- **Short task**
Filter this data down to the lines that hold "name", and copy them.

- **Exercise material**
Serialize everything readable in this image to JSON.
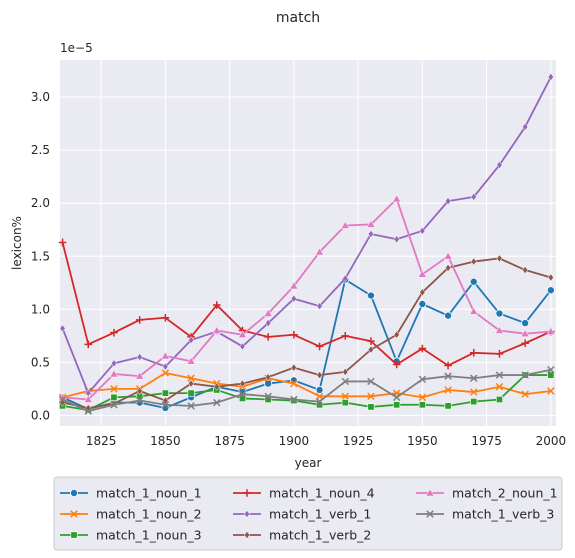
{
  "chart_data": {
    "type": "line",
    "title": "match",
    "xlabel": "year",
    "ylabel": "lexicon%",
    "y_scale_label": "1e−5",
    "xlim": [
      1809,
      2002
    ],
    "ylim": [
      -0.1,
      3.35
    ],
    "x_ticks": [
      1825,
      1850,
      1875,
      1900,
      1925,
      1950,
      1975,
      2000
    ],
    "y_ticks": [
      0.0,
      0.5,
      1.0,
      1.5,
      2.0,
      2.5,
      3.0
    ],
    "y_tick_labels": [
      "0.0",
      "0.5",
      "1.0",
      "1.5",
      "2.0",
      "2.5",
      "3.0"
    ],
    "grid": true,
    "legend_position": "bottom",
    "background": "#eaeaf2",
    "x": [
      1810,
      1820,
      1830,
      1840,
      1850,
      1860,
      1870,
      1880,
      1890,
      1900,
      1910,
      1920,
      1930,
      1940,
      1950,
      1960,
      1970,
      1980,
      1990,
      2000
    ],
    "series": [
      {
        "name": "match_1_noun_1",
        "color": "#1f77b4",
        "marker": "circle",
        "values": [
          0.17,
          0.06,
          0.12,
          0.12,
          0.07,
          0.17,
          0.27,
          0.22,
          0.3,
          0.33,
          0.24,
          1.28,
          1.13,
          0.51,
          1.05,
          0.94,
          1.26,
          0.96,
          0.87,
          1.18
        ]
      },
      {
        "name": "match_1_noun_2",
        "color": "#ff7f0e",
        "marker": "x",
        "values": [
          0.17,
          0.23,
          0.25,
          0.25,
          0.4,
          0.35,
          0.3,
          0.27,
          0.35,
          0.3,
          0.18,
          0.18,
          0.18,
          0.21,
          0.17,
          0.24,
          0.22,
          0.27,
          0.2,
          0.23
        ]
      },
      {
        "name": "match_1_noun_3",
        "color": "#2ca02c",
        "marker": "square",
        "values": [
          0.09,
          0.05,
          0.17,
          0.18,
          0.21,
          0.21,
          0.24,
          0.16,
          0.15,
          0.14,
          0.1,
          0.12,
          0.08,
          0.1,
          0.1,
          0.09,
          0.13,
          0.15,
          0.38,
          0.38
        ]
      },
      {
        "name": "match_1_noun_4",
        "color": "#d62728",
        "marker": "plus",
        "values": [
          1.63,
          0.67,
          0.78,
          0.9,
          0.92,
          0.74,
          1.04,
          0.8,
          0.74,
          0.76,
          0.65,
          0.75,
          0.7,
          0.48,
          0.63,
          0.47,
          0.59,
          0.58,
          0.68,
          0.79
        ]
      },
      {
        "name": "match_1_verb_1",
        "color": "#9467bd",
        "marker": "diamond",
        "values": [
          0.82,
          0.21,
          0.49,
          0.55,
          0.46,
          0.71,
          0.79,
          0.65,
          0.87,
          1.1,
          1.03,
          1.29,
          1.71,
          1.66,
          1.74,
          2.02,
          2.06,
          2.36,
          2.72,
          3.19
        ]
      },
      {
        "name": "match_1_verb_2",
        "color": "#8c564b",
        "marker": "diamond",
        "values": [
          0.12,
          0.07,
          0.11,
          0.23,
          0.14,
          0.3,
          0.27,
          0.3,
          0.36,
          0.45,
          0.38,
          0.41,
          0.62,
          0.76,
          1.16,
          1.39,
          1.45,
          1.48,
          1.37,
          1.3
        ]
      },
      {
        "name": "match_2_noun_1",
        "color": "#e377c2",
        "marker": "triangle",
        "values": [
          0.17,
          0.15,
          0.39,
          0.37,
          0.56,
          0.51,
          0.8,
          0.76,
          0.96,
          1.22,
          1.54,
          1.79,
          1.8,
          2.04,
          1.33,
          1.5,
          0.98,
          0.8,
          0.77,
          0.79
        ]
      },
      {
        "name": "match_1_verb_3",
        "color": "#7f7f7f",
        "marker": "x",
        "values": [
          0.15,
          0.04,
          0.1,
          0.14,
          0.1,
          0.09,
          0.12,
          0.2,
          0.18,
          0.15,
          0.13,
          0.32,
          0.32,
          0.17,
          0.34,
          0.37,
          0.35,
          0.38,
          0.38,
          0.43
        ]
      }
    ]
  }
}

- **Exercise answer**
        "name": "match_1_noun_1",
        "name": "match_1_noun_2",
        "name": "match_1_noun_3",
        "name": "match_1_noun_4",
        "name": "match_1_verb_1",
        "name": "match_1_verb_2",
        "name": "match_2_noun_1",
        "name": "match_1_verb_3",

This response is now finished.